§ **THE RECORDS**

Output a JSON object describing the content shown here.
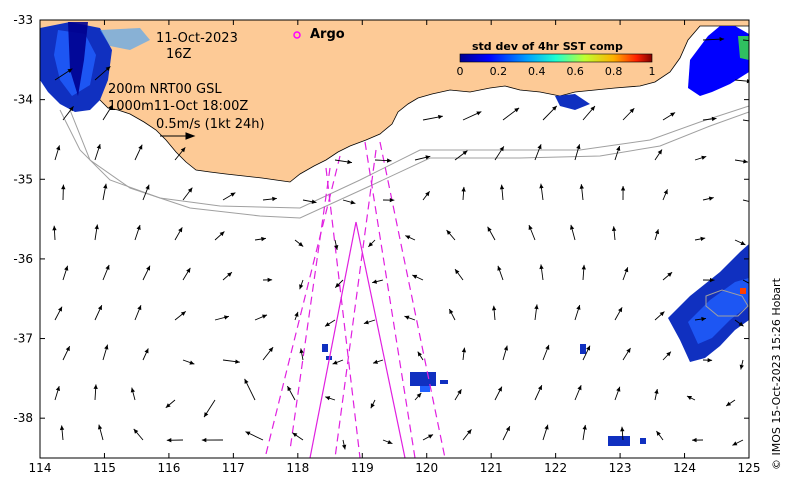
{
  "annotations": {
    "date": "11-Oct-2023",
    "hour": "16Z",
    "isobath_line1": "200m  NRT00 GSL",
    "isobath_line2": "1000m11-Oct 18:00Z",
    "scale_vector": "0.5m/s (1kt 24h)",
    "argo_label": "Argo"
  },
  "colorbar": {
    "title": "std dev of 4hr SST comp",
    "ticks": [
      "0",
      "0.2",
      "0.4",
      "0.6",
      "0.8",
      "1"
    ],
    "range": [
      0,
      1
    ]
  },
  "axes": {
    "lon_ticks": [
      "114",
      "115",
      "116",
      "117",
      "118",
      "119",
      "120",
      "121",
      "122",
      "123",
      "124",
      "125"
    ],
    "lat_ticks": [
      "-33",
      "-34",
      "-35",
      "-36",
      "-37",
      "-38"
    ],
    "lon_range": [
      114,
      125
    ],
    "lat_range": [
      -38.5,
      -33
    ]
  },
  "credit": "© IMOS 15-Oct-2023 15:26 Hobart",
  "colors": {
    "land": "#fdca96",
    "tracks": "#e020e0",
    "isobath": "#a0a0a0",
    "argo": "#ff00ff"
  }
}
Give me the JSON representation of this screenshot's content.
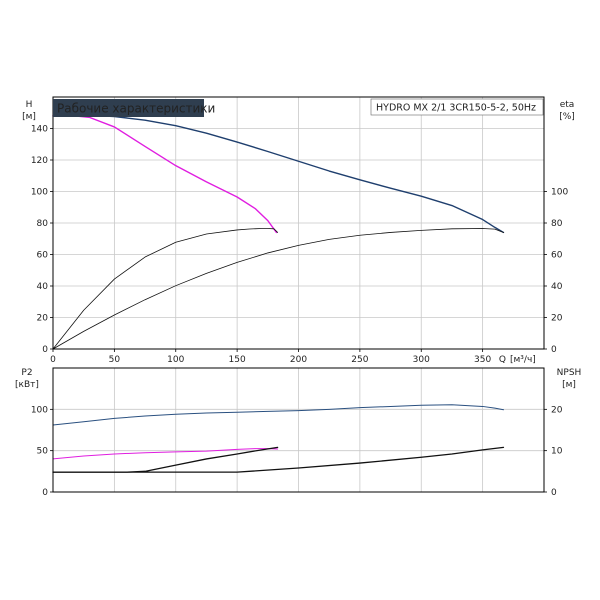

§ **WHAT THE EXERCISE ASKS**
Copy each line in full and exactly, omitting any picture.

§ **TASK OUTPUT**
Output a JSON object describing the content shown here.
{
  "annotations": {
    "date": "11-Oct-2023",
    "hour": "16Z",
    "isobath_line1": "200m  NRT00 GSL",
    "isobath_line2": "1000m11-Oct 18:00Z",
    "scale_vector": "0.5m/s (1kt 24h)",
    "argo_label": "Argo"
  },
  "colorbar": {
    "title": "std dev of 4hr SST comp",
    "ticks": [
      "0",
      "0.2",
      "0.4",
      "0.6",
      "0.8",
      "1"
    ],
    "range": [
      0,
      1
    ]
  },
  "axes": {
    "lon_ticks": [
      "114",
      "115",
      "116",
      "117",
      "118",
      "119",
      "120",
      "121",
      "122",
      "123",
      "124",
      "125"
    ],
    "lat_ticks": [
      "-33",
      "-34",
      "-35",
      "-36",
      "-37",
      "-38"
    ],
    "lon_range": [
      114,
      125
    ],
    "lat_range": [
      -38.5,
      -33
    ]
  },
  "credit": "© IMOS 15-Oct-2023 15:26 Hobart",
  "colors": {
    "land": "#fdca96",
    "tracks": "#e020e0",
    "isobath": "#a0a0a0",
    "argo": "#ff00ff"
  }
}
Give me the JSON representation of this screenshot's content.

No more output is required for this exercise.